Reproduce all of the records below verbatim, leaving the pictures out.

**DATASET RECORDS**
==========

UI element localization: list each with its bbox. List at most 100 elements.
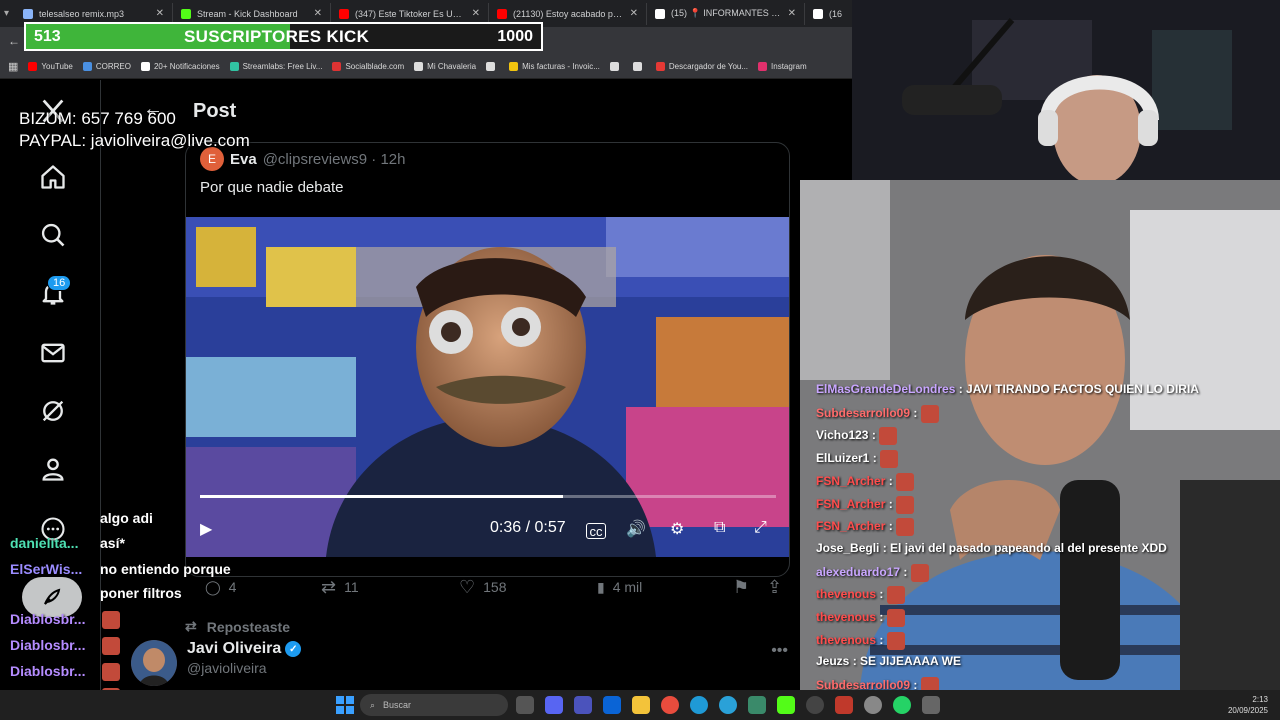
windows-start-icon[interactable]: [336, 696, 354, 714]
home-icon[interactable]: [38, 162, 68, 192]
app-icon-4[interactable]: [922, 696, 940, 714]
app-icon-3[interactable]: [864, 696, 882, 714]
captions-icon[interactable]: cc: [586, 523, 606, 539]
views-button[interactable]: ▮ 4 mil: [597, 579, 642, 596]
chat-text: algo adi: [100, 510, 153, 526]
close-icon[interactable]: ✕: [630, 8, 638, 19]
chat-username[interactable]: thevenous: [816, 633, 876, 647]
bookmark-item[interactable]: 20+ Notificaciones: [140, 62, 220, 71]
repost-button[interactable]: ⇄ 11: [321, 577, 359, 598]
tab-favicon-icon: [339, 8, 350, 19]
close-icon[interactable]: ✕: [156, 8, 164, 19]
whatsapp-icon[interactable]: [893, 696, 911, 714]
bookmark-icon[interactable]: ⚑: [733, 577, 749, 598]
video-player[interactable]: ▶ 0:36 / 0:57 cc 🔊 ⚙ ⧉ ⤢: [186, 217, 789, 557]
bookmark-item[interactable]: [632, 62, 646, 71]
telegram-icon[interactable]: [719, 696, 737, 714]
kick-icon[interactable]: [777, 696, 795, 714]
bookmark-item[interactable]: CORREO: [82, 62, 131, 71]
browser-tab[interactable]: (15) 📍 INFORMANTES SALSER ✕: [647, 2, 806, 25]
teams-icon[interactable]: [574, 696, 592, 714]
chat-username[interactable]: Vicho123: [816, 429, 868, 443]
chat-message: Diablosbr...: [10, 663, 120, 681]
bookmark-item[interactable]: Streamlabs: Free Liv...: [229, 62, 322, 71]
bookmark-favicon-icon: [28, 62, 38, 71]
chat-separator: :: [955, 382, 967, 396]
tab-search-icon[interactable]: ▾: [4, 5, 9, 23]
picture-in-picture-icon[interactable]: ⧉: [714, 519, 725, 537]
outlook-icon[interactable]: [603, 696, 621, 714]
chat-username[interactable]: FSN_Archer: [816, 497, 885, 511]
search-icon[interactable]: [38, 220, 68, 250]
bookmark-item[interactable]: [486, 62, 499, 71]
heart-icon: ♡: [459, 576, 476, 597]
bookmark-item[interactable]: [609, 62, 623, 71]
next-post[interactable]: Javi Oliveira ✓ @javioliveira: [131, 640, 302, 686]
share-icon[interactable]: ⇪: [767, 577, 782, 598]
bookmark-favicon-icon: [632, 62, 642, 71]
taskbar-clock[interactable]: 2:13 20/09/2025: [1228, 694, 1268, 716]
chat-username[interactable]: thevenous: [816, 610, 876, 624]
post-actions: ◯ 4 ⇄ 11 ♡ 158 ▮ 4 mil ⚑ ⇪: [185, 572, 795, 602]
settings-gear-icon[interactable]: ⚙: [670, 519, 684, 539]
chrome-icon[interactable]: [661, 696, 679, 714]
close-icon[interactable]: ✕: [788, 8, 796, 19]
messages-envelope-icon[interactable]: [38, 338, 68, 368]
video-progress-bar[interactable]: [200, 495, 776, 498]
bookmark-favicon-icon: [758, 62, 768, 71]
play-icon[interactable]: ▶: [200, 519, 212, 539]
close-icon[interactable]: ✕: [472, 8, 480, 19]
chat-username[interactable]: ElSerWis...: [10, 561, 82, 577]
profile-icon[interactable]: [38, 454, 68, 484]
chat-username[interactable]: ElLuizer1: [816, 451, 869, 465]
bookmark-item[interactable]: Mi Chavaleria: [414, 62, 476, 71]
chat-username[interactable]: Jose_Begli: [816, 541, 879, 555]
bookmark-favicon-icon: [140, 62, 150, 71]
bookmark-item[interactable]: Instagram: [758, 62, 807, 71]
like-button[interactable]: ♡ 158: [459, 577, 507, 598]
chat-username[interactable]: FSN_Archer: [816, 474, 885, 488]
chat-username[interactable]: FSN_Archer: [816, 519, 885, 533]
author-name[interactable]: Javi Oliveira: [187, 640, 281, 658]
taskbar-search-input[interactable]: ⌕ Buscar: [360, 694, 508, 716]
chat-username[interactable]: Jeuzs: [816, 654, 849, 668]
author-name[interactable]: Eva: [230, 151, 257, 168]
chat-username[interactable]: ElMasGrandeDeLondres: [816, 382, 955, 396]
app-icon-2[interactable]: [835, 696, 853, 714]
task-view-icon[interactable]: [516, 696, 534, 714]
x-sidebar: 16: [0, 80, 100, 690]
bookmark-item[interactable]: Descargador de You...: [655, 62, 748, 71]
grok-icon[interactable]: [38, 396, 68, 426]
file-explorer-icon[interactable]: [632, 696, 650, 714]
chat-username[interactable]: Diablosbr...: [10, 637, 85, 653]
chat-message: FSN_Archer :: [816, 518, 915, 537]
discord-icon[interactable]: [545, 696, 563, 714]
edge-icon[interactable]: [690, 696, 708, 714]
chat-username[interactable]: danielita...: [10, 535, 78, 551]
avatar[interactable]: [131, 640, 177, 686]
chat-username[interactable]: Subdesarrollo09: [816, 406, 910, 420]
fullscreen-icon[interactable]: ⤢: [754, 519, 767, 537]
reply-button[interactable]: ◯ 4: [205, 579, 236, 596]
close-icon[interactable]: ✕: [314, 8, 322, 19]
apps-grid-icon[interactable]: ▦: [8, 60, 18, 73]
quoted-post[interactable]: E Eva @clipsreviews9 · 12h Por que nadie…: [185, 142, 790, 577]
tab-favicon-icon: [813, 8, 824, 19]
volume-icon[interactable]: 🔊: [626, 519, 646, 539]
more-options-icon[interactable]: •••: [771, 642, 788, 660]
obs-icon[interactable]: [806, 696, 824, 714]
chat-username[interactable]: thevenous: [816, 587, 876, 601]
chat-username[interactable]: alexeduardo17: [816, 565, 900, 579]
chat-separator: :: [885, 496, 897, 511]
bookmark-item[interactable]: Mis facturas - Invoic...: [509, 62, 600, 71]
chat-username[interactable]: Diablosbr...: [10, 611, 85, 627]
bookmark-item[interactable]: YouTube: [28, 62, 73, 71]
reposted-label: Reposteaste: [206, 618, 290, 635]
chat-emote-icon: [102, 637, 120, 655]
chat-username[interactable]: Diablosbr...: [10, 663, 85, 679]
back-arrow-icon[interactable]: ←: [4, 34, 24, 48]
app-icon[interactable]: [748, 696, 766, 714]
bookmark-favicon-icon: [332, 62, 342, 71]
tab-title: (15) 📍 INFORMANTES SALSER: [671, 8, 782, 18]
bookmark-item[interactable]: Socialblade.com: [332, 62, 404, 71]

==========

**SOLUTION TO THIS EXERCISE**
UI element localization: list each with its bbox. List at most 100 elements.
windows-start-icon[interactable]: [336, 696, 354, 714]
home-icon[interactable]: [38, 162, 68, 192]
app-icon-4[interactable]: [922, 696, 940, 714]
app-icon-3[interactable]: [864, 696, 882, 714]
captions-icon[interactable]: cc: [586, 523, 606, 539]
views-button[interactable]: ▮ 4 mil: [597, 579, 642, 596]
chat-text: algo adi: [100, 510, 153, 526]
close-icon[interactable]: ✕: [630, 8, 638, 19]
chat-username[interactable]: thevenous: [816, 633, 876, 647]
bookmark-item[interactable]: 20+ Notificaciones: [140, 62, 220, 71]
repost-button[interactable]: ⇄ 11: [321, 577, 359, 598]
tab-favicon-icon: [339, 8, 350, 19]
close-icon[interactable]: ✕: [156, 8, 164, 19]
whatsapp-icon[interactable]: [893, 696, 911, 714]
bookmark-icon[interactable]: ⚑: [733, 577, 749, 598]
video-player[interactable]: ▶ 0:36 / 0:57 cc 🔊 ⚙ ⧉ ⤢: [186, 217, 789, 557]
bookmark-item[interactable]: [632, 62, 646, 71]
telegram-icon[interactable]: [719, 696, 737, 714]
kick-icon[interactable]: [777, 696, 795, 714]
bookmark-item[interactable]: CORREO: [82, 62, 131, 71]
browser-tab[interactable]: (15) 📍 INFORMANTES SALSER ✕: [647, 2, 806, 25]
teams-icon[interactable]: [574, 696, 592, 714]
chat-username[interactable]: Vicho123: [816, 429, 868, 443]
chat-message: Diablosbr...: [10, 663, 120, 681]
bookmark-item[interactable]: Streamlabs: Free Liv...: [229, 62, 322, 71]
bookmark-favicon-icon: [28, 62, 38, 71]
chat-separator: :: [955, 382, 967, 396]
tab-search-icon[interactable]: ▾: [4, 5, 9, 23]
picture-in-picture-icon[interactable]: ⧉: [714, 519, 725, 537]
outlook-icon[interactable]: [603, 696, 621, 714]
chat-username[interactable]: FSN_Archer: [816, 497, 885, 511]
search-icon[interactable]: [38, 220, 68, 250]
bookmark-item[interactable]: [486, 62, 499, 71]
heart-icon: ♡: [459, 576, 476, 597]
bookmark-item[interactable]: [609, 62, 623, 71]
next-post[interactable]: Javi Oliveira ✓ @javioliveira: [131, 640, 302, 686]
share-icon[interactable]: ⇪: [767, 577, 782, 598]
bookmark-favicon-icon: [632, 62, 642, 71]
taskbar-clock[interactable]: 2:13 20/09/2025: [1228, 694, 1268, 716]
chat-username[interactable]: thevenous: [816, 610, 876, 624]
post-actions: ◯ 4 ⇄ 11 ♡ 158 ▮ 4 mil ⚑ ⇪: [185, 572, 795, 602]
settings-gear-icon[interactable]: ⚙: [670, 519, 684, 539]
chrome-icon[interactable]: [661, 696, 679, 714]
close-icon[interactable]: ✕: [788, 8, 796, 19]
messages-envelope-icon[interactable]: [38, 338, 68, 368]
video-progress-bar[interactable]: [200, 495, 776, 498]
bookmark-favicon-icon: [758, 62, 768, 71]
play-icon[interactable]: ▶: [200, 519, 212, 539]
close-icon[interactable]: ✕: [472, 8, 480, 19]
chat-username[interactable]: ElSerWis...: [10, 561, 82, 577]
profile-icon[interactable]: [38, 454, 68, 484]
chat-username[interactable]: ElLuizer1: [816, 451, 869, 465]
bookmark-item[interactable]: Mi Chavaleria: [414, 62, 476, 71]
chat-username[interactable]: Jose_Begli: [816, 541, 879, 555]
bookmark-favicon-icon: [140, 62, 150, 71]
bookmark-item[interactable]: Instagram: [758, 62, 807, 71]
like-button[interactable]: ♡ 158: [459, 577, 507, 598]
chat-username[interactable]: FSN_Archer: [816, 474, 885, 488]
chat-username[interactable]: FSN_Archer: [816, 519, 885, 533]
author-name[interactable]: Javi Oliveira: [187, 640, 281, 658]
taskbar-search-input[interactable]: ⌕ Buscar: [360, 694, 508, 716]
chat-username[interactable]: Jeuzs: [816, 654, 849, 668]
author-name[interactable]: Eva: [230, 151, 257, 168]
chat-username[interactable]: ElMasGrandeDeLondres: [816, 382, 955, 396]
app-icon-2[interactable]: [835, 696, 853, 714]
task-view-icon[interactable]: [516, 696, 534, 714]
x-sidebar: 16: [0, 80, 100, 690]
bookmark-item[interactable]: Descargador de You...: [655, 62, 748, 71]
grok-icon[interactable]: [38, 396, 68, 426]
file-explorer-icon[interactable]: [632, 696, 650, 714]
chat-username[interactable]: Diablosbr...: [10, 637, 85, 653]
chat-message: FSN_Archer :: [816, 518, 915, 537]
discord-icon[interactable]: [545, 696, 563, 714]
edge-icon[interactable]: [690, 696, 708, 714]
chat-username[interactable]: danielita...: [10, 535, 78, 551]
avatar[interactable]: [131, 640, 177, 686]
chat-username[interactable]: Subdesarrollo09: [816, 406, 910, 420]
fullscreen-icon[interactable]: ⤢: [754, 519, 767, 537]
reply-button[interactable]: ◯ 4: [205, 579, 236, 596]
close-icon[interactable]: ✕: [314, 8, 322, 19]
apps-grid-icon[interactable]: ▦: [8, 60, 18, 73]
quoted-post[interactable]: E Eva @clipsreviews9 · 12h Por que nadie…: [185, 142, 790, 577]
tab-favicon-icon: [813, 8, 824, 19]
volume-icon[interactable]: 🔊: [626, 519, 646, 539]
more-options-icon[interactable]: •••: [771, 642, 788, 660]
obs-icon[interactable]: [806, 696, 824, 714]
chat-username[interactable]: thevenous: [816, 587, 876, 601]
chat-username[interactable]: alexeduardo17: [816, 565, 900, 579]
chat-separator: :: [885, 496, 897, 511]
bookmark-item[interactable]: Mis facturas - Invoic...: [509, 62, 600, 71]
chat-username[interactable]: Diablosbr...: [10, 611, 85, 627]
bookmark-item[interactable]: YouTube: [28, 62, 73, 71]
reposted-label: Reposteaste: [206, 618, 290, 635]
chat-emote-icon: [102, 637, 120, 655]
chat-username[interactable]: Diablosbr...: [10, 663, 85, 679]
back-arrow-icon[interactable]: ←: [4, 34, 24, 48]
app-icon[interactable]: [748, 696, 766, 714]
bookmark-favicon-icon: [332, 62, 342, 71]
tab-title: (15) 📍 INFORMANTES SALSER: [671, 8, 782, 18]
bookmark-item[interactable]: Socialblade.com: [332, 62, 404, 71]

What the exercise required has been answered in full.